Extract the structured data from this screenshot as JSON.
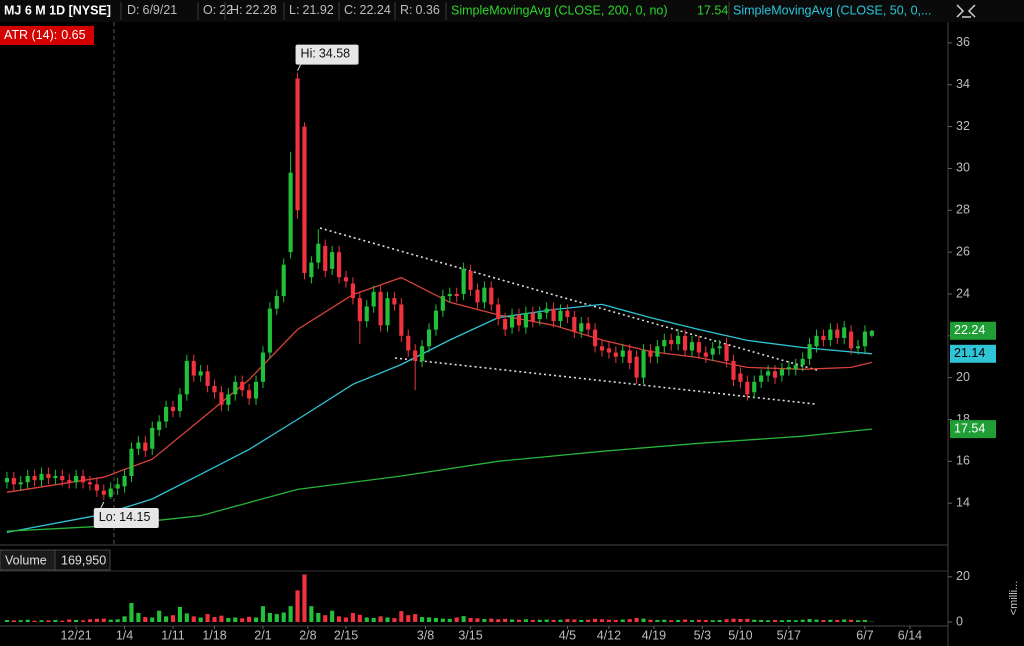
{
  "header": {
    "symbol": "MJ 6 M 1D [NYSE]",
    "date_label": "D:",
    "date": "6/9/21",
    "open_label": "O:",
    "high_label": "H:",
    "low_label": "L:",
    "close_label": "C:",
    "range_label": "R:",
    "range": 0.36
  },
  "chart_data": {
    "type": "candlestick",
    "xlim": [
      -1,
      136
    ],
    "xticks": [
      {
        "value": 10,
        "label": "12/21"
      },
      {
        "value": 17,
        "label": "1/4"
      },
      {
        "value": 24,
        "label": "1/11"
      },
      {
        "value": 30,
        "label": "1/18"
      },
      {
        "value": 37,
        "label": "2/1"
      },
      {
        "value": 43.5,
        "label": "2/8"
      },
      {
        "value": 49,
        "label": "2/15"
      },
      {
        "value": 60.5,
        "label": "3/8"
      },
      {
        "value": 67,
        "label": "3/15"
      },
      {
        "value": 81,
        "label": "4/5"
      },
      {
        "value": 87,
        "label": "4/12"
      },
      {
        "value": 93.5,
        "label": "4/19"
      },
      {
        "value": 100.5,
        "label": "5/3"
      },
      {
        "value": 106,
        "label": "5/10"
      },
      {
        "value": 113,
        "label": "5/17"
      },
      {
        "value": 124,
        "label": "6/7"
      },
      {
        "value": 130.5,
        "label": "6/14"
      }
    ],
    "ylim": [
      12,
      37
    ],
    "yticks": [
      14,
      16,
      18,
      20,
      22,
      24,
      26,
      28,
      30,
      32,
      34,
      36
    ],
    "up_color": "#22c03b",
    "down_color": "#f2333f",
    "open": [
      15.0,
      15.2,
      14.9,
      15.0,
      15.3,
      15.1,
      15.4,
      15.2,
      15.3,
      15.1,
      15.0,
      15.3,
      15.0,
      14.9,
      14.6,
      14.3,
      14.7,
      14.8,
      15.3,
      16.6,
      16.9,
      16.6,
      17.5,
      17.9,
      18.6,
      18.4,
      19.2,
      20.8,
      20.1,
      20.3,
      19.6,
      19.3,
      18.7,
      19.2,
      19.8,
      19.4,
      19.0,
      19.8,
      21.2,
      23.3,
      23.9,
      26.0,
      34.3,
      32.0,
      24.8,
      25.5,
      26.3,
      25.2,
      26.0,
      24.8,
      24.5,
      23.8,
      22.7,
      23.4,
      24.1,
      22.5,
      23.8,
      23.5,
      22.0,
      21.3,
      20.8,
      21.5,
      22.3,
      23.2,
      23.9,
      24.0,
      24.0,
      25.1,
      24.2,
      23.6,
      24.3,
      23.5,
      22.8,
      22.4,
      23.0,
      22.4,
      23.1,
      22.8,
      23.1,
      23.3,
      22.7,
      23.2,
      22.9,
      22.2,
      22.6,
      22.3,
      21.5,
      21.4,
      21.2,
      21.0,
      21.3,
      21.0,
      20.0,
      21.3,
      21.0,
      21.5,
      21.8,
      21.6,
      22.0,
      21.3,
      21.7,
      21.2,
      21.1,
      21.4,
      21.6,
      20.8,
      20.2,
      19.8,
      19.3,
      19.8,
      20.1,
      20.3,
      20.1,
      20.4,
      20.4,
      20.6,
      20.9,
      21.5,
      22.0,
      21.8,
      22.3,
      21.9,
      22.2,
      21.4,
      21.5,
      22
    ],
    "high": [
      15.5,
      15.5,
      15.3,
      15.6,
      15.6,
      15.7,
      15.7,
      15.6,
      15.6,
      15.4,
      15.6,
      15.6,
      15.3,
      15.2,
      14.9,
      15.0,
      15.2,
      15.6,
      16.9,
      17.2,
      17.2,
      17.9,
      18.2,
      18.9,
      18.9,
      19.5,
      21.1,
      21.1,
      20.6,
      20.6,
      19.9,
      19.6,
      19.5,
      20.1,
      20.1,
      19.7,
      20.1,
      21.5,
      23.6,
      24.2,
      25.7,
      30.8,
      34.58,
      32.2,
      25.8,
      27.1,
      26.6,
      26.3,
      26.3,
      25.1,
      24.8,
      24.1,
      23.7,
      24.4,
      24.4,
      24.1,
      24.1,
      23.8,
      22.3,
      21.6,
      21.8,
      22.6,
      23.5,
      24.2,
      24.3,
      24.3,
      25.5,
      25.4,
      24.5,
      24.6,
      24.6,
      23.8,
      23.1,
      23.3,
      23.3,
      23.4,
      23.4,
      23.4,
      23.6,
      23.6,
      23.5,
      23.5,
      23.2,
      22.9,
      22.9,
      22.6,
      21.8,
      21.7,
      21.5,
      21.6,
      21.6,
      21.3,
      21.6,
      21.6,
      21.8,
      22.1,
      22.1,
      22.3,
      22.3,
      22.0,
      22.0,
      21.5,
      21.7,
      21.8,
      21.9,
      21.1,
      20.5,
      20.1,
      20.1,
      20.4,
      20.6,
      20.6,
      20.7,
      20.8,
      20.9,
      21.2,
      21.9,
      22.3,
      22.3,
      22.6,
      22.6,
      22.7,
      22.5,
      21.8,
      22.5,
      22.28
    ],
    "low": [
      14.7,
      14.6,
      14.6,
      14.7,
      14.8,
      14.8,
      14.9,
      14.9,
      14.8,
      14.7,
      14.7,
      14.7,
      14.6,
      14.3,
      14.15,
      14.2,
      14.4,
      14.5,
      15.0,
      16.3,
      16.2,
      16.3,
      17.2,
      17.6,
      18.1,
      18.1,
      18.9,
      19.8,
      19.8,
      19.3,
      19.0,
      18.4,
      18.4,
      18.9,
      19.1,
      18.7,
      18.7,
      19.5,
      20.9,
      23.0,
      23.6,
      25.7,
      27.6,
      24.7,
      24.5,
      25.2,
      24.8,
      24.9,
      24.5,
      24.3,
      23.5,
      21.6,
      22.4,
      23.1,
      22.2,
      22.2,
      23.2,
      21.7,
      21.0,
      19.4,
      20.5,
      21.2,
      22.0,
      22.9,
      23.6,
      23.6,
      23.7,
      23.9,
      23.3,
      23.3,
      23.2,
      22.5,
      22.0,
      22.1,
      22.2,
      22.1,
      22.4,
      22.5,
      22.8,
      22.4,
      22.4,
      22.6,
      21.9,
      21.9,
      22.0,
      21.2,
      21.0,
      20.9,
      20.7,
      20.7,
      20.4,
      19.7,
      19.7,
      20.7,
      20.7,
      21.2,
      21.3,
      21.3,
      21.0,
      21.0,
      20.9,
      20.7,
      20.8,
      21.1,
      20.5,
      19.6,
      19.5,
      18.9,
      19.0,
      19.5,
      19.8,
      19.7,
      19.8,
      20.1,
      20.1,
      20.3,
      20.6,
      21.2,
      21.5,
      21.5,
      21.6,
      21.6,
      21.1,
      21.1,
      21.2,
      21.92
    ],
    "close": [
      15.2,
      14.9,
      15.0,
      15.3,
      15.1,
      15.4,
      15.2,
      15.3,
      15.1,
      15.0,
      15.3,
      15.0,
      14.9,
      14.6,
      14.4,
      14.7,
      14.9,
      15.3,
      16.6,
      16.9,
      16.5,
      17.6,
      17.9,
      18.6,
      18.4,
      19.2,
      20.8,
      20.1,
      20.3,
      19.6,
      19.3,
      18.7,
      19.2,
      19.8,
      19.4,
      19.0,
      19.8,
      21.2,
      23.3,
      23.9,
      25.4,
      29.8,
      28.0,
      25.0,
      25.5,
      26.4,
      25.1,
      26.0,
      24.8,
      24.6,
      23.8,
      22.7,
      23.4,
      24.1,
      22.5,
      23.8,
      23.5,
      22.0,
      21.3,
      20.8,
      21.5,
      22.3,
      23.2,
      23.9,
      24.0,
      23.9,
      25.2,
      24.2,
      23.6,
      24.3,
      23.5,
      22.8,
      22.3,
      23.0,
      22.5,
      23.1,
      22.7,
      23.1,
      23.3,
      22.7,
      23.2,
      22.9,
      22.2,
      22.6,
      22.3,
      21.5,
      21.3,
      21.2,
      21.0,
      21.3,
      20.7,
      20.0,
      21.3,
      21.0,
      21.5,
      21.8,
      21.6,
      22.0,
      21.3,
      21.7,
      21.2,
      21.0,
      21.4,
      21.5,
      20.8,
      19.9,
      19.8,
      19.2,
      19.8,
      20.1,
      20.3,
      20.0,
      20.4,
      20.5,
      20.6,
      20.9,
      21.6,
      22.0,
      21.8,
      22.3,
      21.9,
      22.4,
      21.4,
      21.5,
      22.2,
      22.24
    ],
    "moving_averages": [
      {
        "color": "#d9413b",
        "x": [
          0,
          14,
          21,
          28,
          35,
          42,
          50,
          57,
          64,
          71,
          79,
          86,
          93,
          100,
          107,
          115,
          122,
          125
        ],
        "values": [
          14.52,
          15.24,
          16.1,
          18.0,
          19.9,
          22.3,
          23.97,
          24.78,
          23.6,
          23.0,
          22.5,
          21.8,
          21.25,
          20.96,
          20.49,
          20.4,
          20.49,
          20.73
        ]
      },
      {
        "name": "SimpleMovingAvg (CLOSE, 50, 0,...",
        "color": "#2fc4d6",
        "x": [
          0,
          14,
          21,
          28,
          35,
          42,
          50,
          57,
          64,
          71,
          79,
          86,
          93,
          100,
          107,
          115,
          125
        ],
        "values": [
          12.6,
          13.47,
          14.2,
          15.38,
          16.57,
          18.0,
          19.68,
          20.63,
          21.8,
          22.87,
          23.25,
          23.5,
          22.87,
          22.3,
          21.78,
          21.44,
          21.14
        ]
      },
      {
        "name": "SimpleMovingAvg (CLOSE, 200, 0, no)",
        "color": "#27b23a",
        "x": [
          0,
          14,
          28,
          42,
          57,
          71,
          86,
          100,
          115,
          125
        ],
        "values": [
          12.66,
          12.9,
          13.4,
          14.66,
          15.3,
          16.0,
          16.48,
          16.86,
          17.2,
          17.54
        ]
      }
    ],
    "annotations": {
      "hi_label": "Hi:",
      "lo_label": "Lo:",
      "atr_label": "ATR (14):",
      "atr": 0.65
    },
    "volume_panel": {
      "title": "Volume",
      "last": "169,950",
      "units": "<milli...",
      "ylim": [
        0,
        23
      ],
      "yticks": [
        0,
        20
      ]
    },
    "volume": [
      0.9,
      0.7,
      0.8,
      1.0,
      0.6,
      0.8,
      0.7,
      0.9,
      0.6,
      1.1,
      0.9,
      0.7,
      1.2,
      1.4,
      1.5,
      1.0,
      1.2,
      2.5,
      8.4,
      4.0,
      2.2,
      2.0,
      5.0,
      2.5,
      3.0,
      6.7,
      3.8,
      2.5,
      2.0,
      3.5,
      2.2,
      2.8,
      1.8,
      2.0,
      1.6,
      2.3,
      2.0,
      7.0,
      4.0,
      3.5,
      4.2,
      7.0,
      14.0,
      21.0,
      7.0,
      4.0,
      3.0,
      5.0,
      2.5,
      2.0,
      4.0,
      3.2,
      2.0,
      1.8,
      2.5,
      2.0,
      1.7,
      4.8,
      3.0,
      3.5,
      2.2,
      2.0,
      1.8,
      1.5,
      1.4,
      2.0,
      2.6,
      1.8,
      1.6,
      1.3,
      1.5,
      1.2,
      1.4,
      1.1,
      1.0,
      1.2,
      0.9,
      1.0,
      1.1,
      0.9,
      1.0,
      1.3,
      1.1,
      0.9,
      1.0,
      1.4,
      1.2,
      1.0,
      0.9,
      1.1,
      1.3,
      1.8,
      1.5,
      1.0,
      0.9,
      1.0,
      0.8,
      0.9,
      1.1,
      0.8,
      1.0,
      0.9,
      0.8,
      0.9,
      1.2,
      1.5,
      1.3,
      1.4,
      1.0,
      0.9,
      0.8,
      0.9,
      0.8,
      0.9,
      0.8,
      1.0,
      1.3,
      1.1,
      0.9,
      1.0,
      0.9,
      1.1,
      1.0,
      0.8,
      0.9,
      0.17
    ]
  }
}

------------------------------------------------

The exercise: Return every line from the records above that holds the word "SimpleMovingAvg".

Complete response:
        "name": "SimpleMovingAvg (CLOSE, 50, 0,...",
        "name": "SimpleMovingAvg (CLOSE, 200, 0, no)",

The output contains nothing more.